• THE REQUEST
Repeat what the lines below say, word for word, and skip every image.
# Start of THE DATA
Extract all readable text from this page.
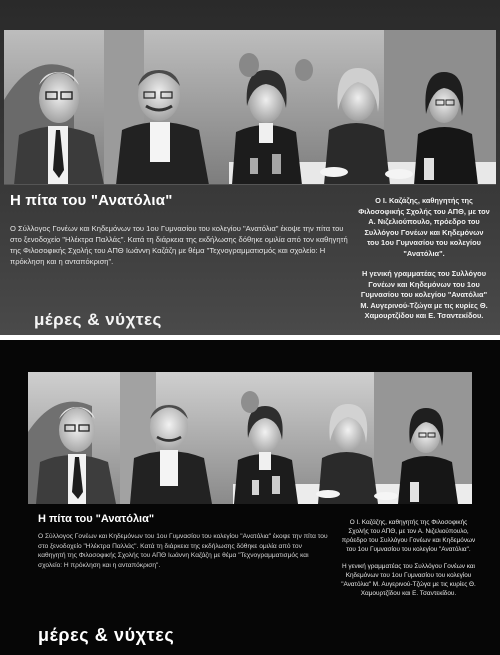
Η πίτα του "Ανατόλια"

Ο Σύλλογος Γονέων και Κηδεμόνων του 1ου Γυμνασίου του κολεγίου "Ανατόλια" έκοψε την πίτα του στο ξενοδοχείο "Ηλέκτρα Παλλάς". Κατά τη διάρκεια της εκδήλωσης δόθηκε ομιλία από τον καθηγητή της Φιλοσοφικής Σχολής του ΑΠΘ Ιωάννη Καζάζη με θέμα "Τεχνογραμματισμός και σχολείο: Η πρόκληση και η ανταπόκριση".

Ο Ι. Καζάζης, καθηγητής της Φιλοσοφικής Σχολής του ΑΠΘ, με τον Α. Νιζελιούπουλο, πρόεδρο του Συλλόγου Γονέων και Κηδεμόνων του 1ου Γυμνασίου του κολεγίου "Ανατόλια".

Η γενική γραμματέας του Συλλόγου Γονέων και Κηδεμόνων του 1ου Γυμνασίου του κολεγίου "Ανατόλια" Μ. Αυγερινού-Τζώγα με τις κυρίες Θ. Χαμουρτζίδου και Ε. Τσαντεκίδου.

μέρες & νύχτες
Η πίτα του "Ανατόλια"

Ο Σύλλογος Γονέων και Κηδεμόνων του 1ου Γυμνασίου του κολεγίου "Ανατόλια" έκοψε την πίτα του στο ξενοδοχείο "Ηλέκτρα Παλλάς". Κατά τη διάρκεια της εκδήλωσης δόθηκε ομιλία από τον καθηγητή της Φιλοσοφικής Σχολής του ΑΠΘ Ιωάννη Καζάζη με θέμα "Τεχνογραμματισμός και σχολείο: Η πρόκληση και η ανταπόκριση".

Ο Ι. Καζάζης, καθηγητής της Φιλοσοφικής Σχολής του ΑΠΘ, με τον Α. Νιζελιούπουλο, πρόεδρο του Συλλόγου Γονέων και Κηδεμόνων του 1ου Γυμνασίου του κολεγίου "Ανατόλια".

Η γενική γραμματέας του Συλλόγου Γονέων και Κηδεμόνων του 1ου Γυμνασίου του κολεγίου "Ανατόλια" Μ. Αυγερινού-Τζώγα με τις κυρίες Θ. Χαμουρτζίδου και Ε. Τσαντεκίδου.

μέρες & νύχτες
# End of THE DATA
• FINAL ANSWER
Extract all readable text from this page.
Η πίτα του "Ανατόλια"

Ο Σύλλογος Γονέων και Κηδεμόνων του 1ου Γυμνασίου του κολεγίου "Ανατόλια" έκοψε την πίτα του στο ξενοδοχείο "Ηλέκτρα Παλλάς". Κατά τη διάρκεια της εκδήλωσης δόθηκε ομιλία από τον καθηγητή της Φιλοσοφικής Σχολής του ΑΠΘ Ιωάννη Καζάζη με θέμα "Τεχνογραμματισμός και σχολείο: Η πρόκληση και η ανταπόκριση".

Ο Ι. Καζάζης, καθηγητής της Φιλοσοφικής Σχολής του ΑΠΘ, με τον Α. Νιζελιούπουλο, πρόεδρο του Συλλόγου Γονέων και Κηδεμόνων του 1ου Γυμνασίου του κολεγίου "Ανατόλια".

Η γενική γραμματέας του Συλλόγου Γονέων και Κηδεμόνων του 1ου Γυμνασίου του κολεγίου "Ανατόλια" Μ. Αυγερινού-Τζώγα με τις κυρίες Θ. Χαμουρτζίδου και Ε. Τσαντεκίδου.

μέρες & νύχτες
Η πίτα του "Ανατόλια"

Ο Σύλλογος Γονέων και Κηδεμόνων του 1ου Γυμνασίου του κολεγίου "Ανατόλια" έκοψε την πίτα του στο ξενοδοχείο "Ηλέκτρα Παλλάς". Κατά τη διάρκεια της εκδήλωσης δόθηκε ομιλία από τον καθηγητή της Φιλοσοφικής Σχολής του ΑΠΘ Ιωάννη Καζάζη με θέμα "Τεχνογραμματισμός και σχολείο: Η πρόκληση και η ανταπόκριση".

Ο Ι. Καζάζης, καθηγητής της Φιλοσοφικής Σχολής του ΑΠΘ, με τον Α. Νιζελιούπουλο, πρόεδρο του Συλλόγου Γονέων και Κηδεμόνων του 1ου Γυμνασίου του κολεγίου "Ανατόλια".

Η γενική γραμματέας του Συλλόγου Γονέων και Κηδεμόνων του 1ου Γυμνασίου του κολεγίου "Ανατόλια" Μ. Αυγερινού-Τζώγα με τις κυρίες Θ. Χαμουρτζίδου και Ε. Τσαντεκίδου.

μέρες & νύχτες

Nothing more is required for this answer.